**WHAT YOU NEED TO DO:**
Any pictures in the records below should be skipped; write out everything else exactly.

**DATA RECORDS:**

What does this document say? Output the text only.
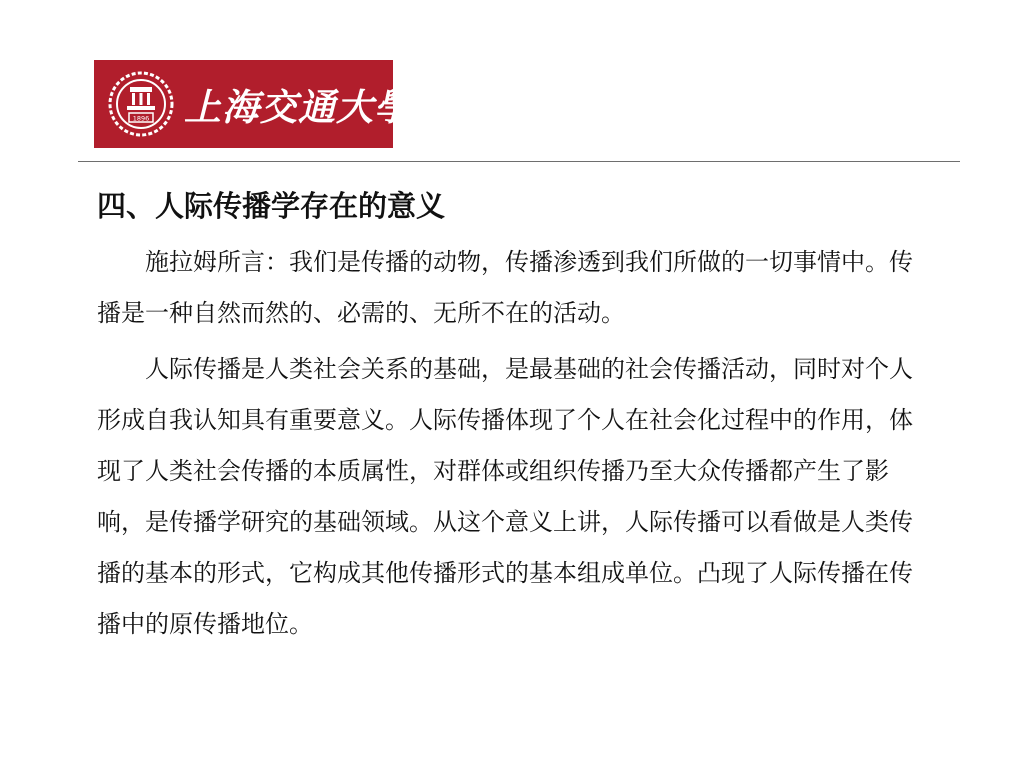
1896 上海交通大學
四、人际传播学存在的意义

施拉姆所言：我们是传播的动物，传播渗透到我们所做的一切事情中。传播是一种自然而然的、必需的、无所不在的活动。

人际传播是人类社会关系的基础，是最基础的社会传播活动，同时对个人形成自我认知具有重要意义。人际传播体现了个人在社会化过程中的作用，体现了人类社会传播的本质属性，对群体或组织传播乃至大众传播都产生了影响，是传播学研究的基础领域。从这个意义上讲，人际传播可以看做是人类传播的基本的形式，它构成其他传播形式的基本组成单位。凸现了人际传播在传播中的原传播地位。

**WRITTEN ANSWER:**
What does this document say? Output the text only.
1896 上海交通大學
四、人际传播学存在的意义

施拉姆所言：我们是传播的动物，传播渗透到我们所做的一切事情中。传播是一种自然而然的、必需的、无所不在的活动。

人际传播是人类社会关系的基础，是最基础的社会传播活动，同时对个人形成自我认知具有重要意义。人际传播体现了个人在社会化过程中的作用，体现了人类社会传播的本质属性，对群体或组织传播乃至大众传播都产生了影响，是传播学研究的基础领域。从这个意义上讲，人际传播可以看做是人类传播的基本的形式，它构成其他传播形式的基本组成单位。凸现了人际传播在传播中的原传播地位。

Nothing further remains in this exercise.